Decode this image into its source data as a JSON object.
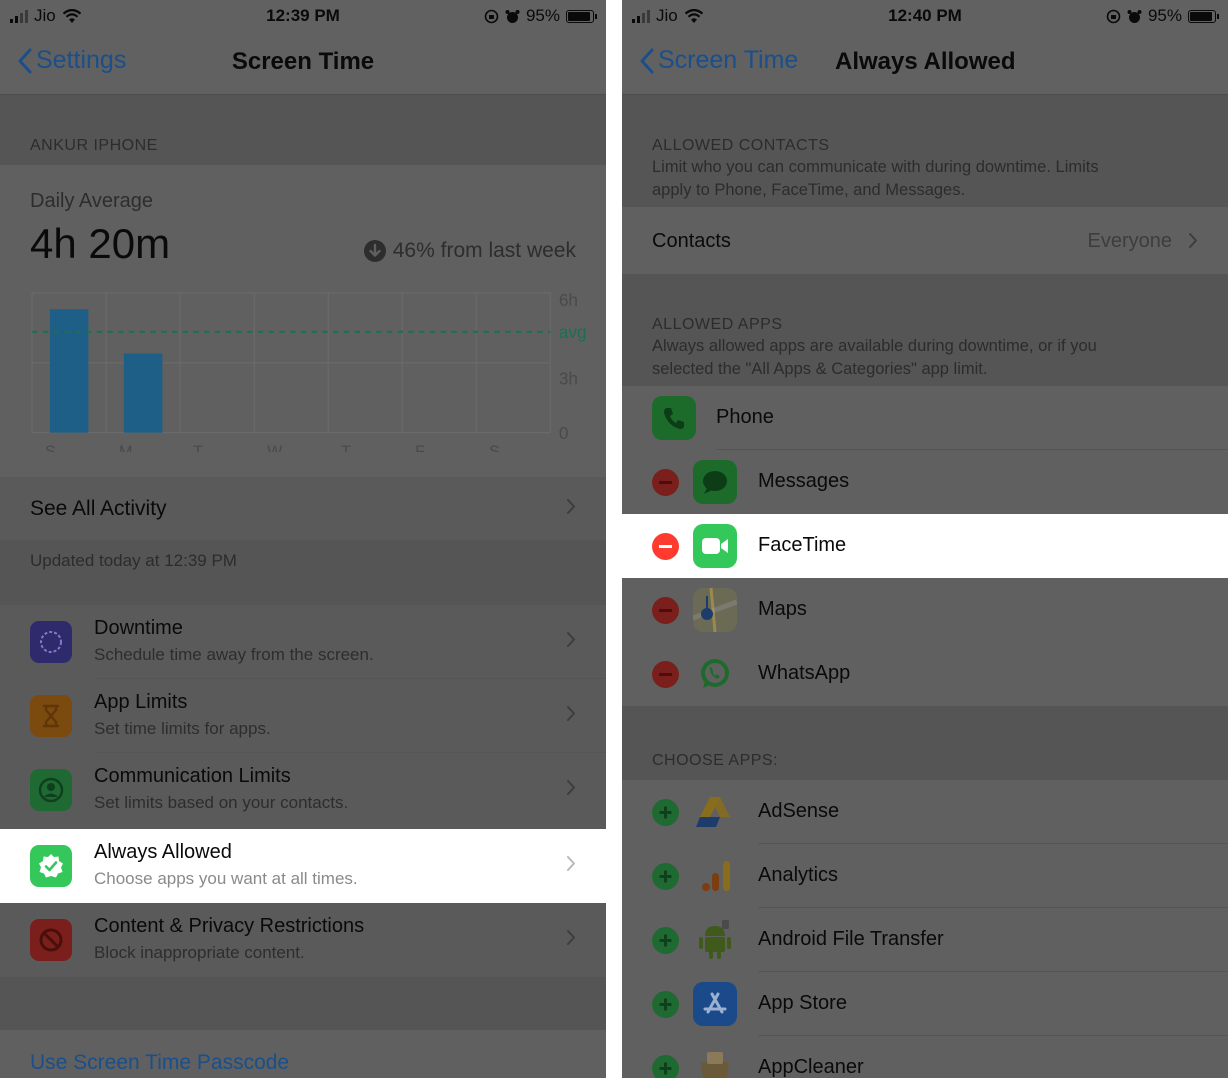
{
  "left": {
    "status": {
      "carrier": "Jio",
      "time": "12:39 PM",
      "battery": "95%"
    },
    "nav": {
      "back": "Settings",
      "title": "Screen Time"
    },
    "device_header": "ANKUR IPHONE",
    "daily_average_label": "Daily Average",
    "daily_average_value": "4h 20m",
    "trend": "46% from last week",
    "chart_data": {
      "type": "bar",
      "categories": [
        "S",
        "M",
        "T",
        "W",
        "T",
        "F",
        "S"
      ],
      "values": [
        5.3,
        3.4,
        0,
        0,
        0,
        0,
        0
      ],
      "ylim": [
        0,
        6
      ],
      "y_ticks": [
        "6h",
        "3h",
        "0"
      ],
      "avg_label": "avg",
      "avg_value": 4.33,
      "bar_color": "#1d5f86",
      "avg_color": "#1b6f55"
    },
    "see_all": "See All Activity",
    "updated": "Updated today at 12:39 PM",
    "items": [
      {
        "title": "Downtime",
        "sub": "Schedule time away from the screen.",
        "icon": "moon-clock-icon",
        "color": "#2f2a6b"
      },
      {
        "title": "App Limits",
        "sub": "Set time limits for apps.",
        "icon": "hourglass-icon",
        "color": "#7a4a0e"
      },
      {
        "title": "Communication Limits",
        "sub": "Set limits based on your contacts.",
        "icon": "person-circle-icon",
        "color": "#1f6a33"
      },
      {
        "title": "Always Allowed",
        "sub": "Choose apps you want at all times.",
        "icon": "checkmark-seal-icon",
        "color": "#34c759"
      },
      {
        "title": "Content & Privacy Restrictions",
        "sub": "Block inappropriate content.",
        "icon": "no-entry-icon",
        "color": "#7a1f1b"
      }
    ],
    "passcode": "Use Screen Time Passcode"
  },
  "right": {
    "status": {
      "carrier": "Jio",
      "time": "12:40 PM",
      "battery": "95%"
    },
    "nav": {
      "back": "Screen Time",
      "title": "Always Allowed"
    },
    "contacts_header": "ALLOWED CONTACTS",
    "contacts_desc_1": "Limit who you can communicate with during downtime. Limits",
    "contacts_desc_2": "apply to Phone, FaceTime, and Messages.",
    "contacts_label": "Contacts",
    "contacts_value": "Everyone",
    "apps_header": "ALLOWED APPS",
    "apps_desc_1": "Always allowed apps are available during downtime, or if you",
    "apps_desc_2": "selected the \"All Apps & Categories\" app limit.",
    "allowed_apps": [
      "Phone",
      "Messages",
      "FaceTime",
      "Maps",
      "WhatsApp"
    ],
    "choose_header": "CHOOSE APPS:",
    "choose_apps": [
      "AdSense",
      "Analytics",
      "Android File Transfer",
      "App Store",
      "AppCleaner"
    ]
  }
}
--*--
• [EXERCISE GOAL]:
Make an exact copy of the whole listing, but don't bring over any pictures.

• [RESULT]:
Decode this image into its source data as a JSON object.
{
  "left": {
    "status": {
      "carrier": "Jio",
      "time": "12:39 PM",
      "battery": "95%"
    },
    "nav": {
      "back": "Settings",
      "title": "Screen Time"
    },
    "device_header": "ANKUR IPHONE",
    "daily_average_label": "Daily Average",
    "daily_average_value": "4h 20m",
    "trend": "46% from last week",
    "chart_data": {
      "type": "bar",
      "categories": [
        "S",
        "M",
        "T",
        "W",
        "T",
        "F",
        "S"
      ],
      "values": [
        5.3,
        3.4,
        0,
        0,
        0,
        0,
        0
      ],
      "ylim": [
        0,
        6
      ],
      "y_ticks": [
        "6h",
        "3h",
        "0"
      ],
      "avg_label": "avg",
      "avg_value": 4.33,
      "bar_color": "#1d5f86",
      "avg_color": "#1b6f55"
    },
    "see_all": "See All Activity",
    "updated": "Updated today at 12:39 PM",
    "items": [
      {
        "title": "Downtime",
        "sub": "Schedule time away from the screen.",
        "icon": "moon-clock-icon",
        "color": "#2f2a6b"
      },
      {
        "title": "App Limits",
        "sub": "Set time limits for apps.",
        "icon": "hourglass-icon",
        "color": "#7a4a0e"
      },
      {
        "title": "Communication Limits",
        "sub": "Set limits based on your contacts.",
        "icon": "person-circle-icon",
        "color": "#1f6a33"
      },
      {
        "title": "Always Allowed",
        "sub": "Choose apps you want at all times.",
        "icon": "checkmark-seal-icon",
        "color": "#34c759"
      },
      {
        "title": "Content & Privacy Restrictions",
        "sub": "Block inappropriate content.",
        "icon": "no-entry-icon",
        "color": "#7a1f1b"
      }
    ],
    "passcode": "Use Screen Time Passcode"
  },
  "right": {
    "status": {
      "carrier": "Jio",
      "time": "12:40 PM",
      "battery": "95%"
    },
    "nav": {
      "back": "Screen Time",
      "title": "Always Allowed"
    },
    "contacts_header": "ALLOWED CONTACTS",
    "contacts_desc_1": "Limit who you can communicate with during downtime. Limits",
    "contacts_desc_2": "apply to Phone, FaceTime, and Messages.",
    "contacts_label": "Contacts",
    "contacts_value": "Everyone",
    "apps_header": "ALLOWED APPS",
    "apps_desc_1": "Always allowed apps are available during downtime, or if you",
    "apps_desc_2": "selected the \"All Apps & Categories\" app limit.",
    "allowed_apps": [
      "Phone",
      "Messages",
      "FaceTime",
      "Maps",
      "WhatsApp"
    ],
    "choose_header": "CHOOSE APPS:",
    "choose_apps": [
      "AdSense",
      "Analytics",
      "Android File Transfer",
      "App Store",
      "AppCleaner"
    ]
  }
}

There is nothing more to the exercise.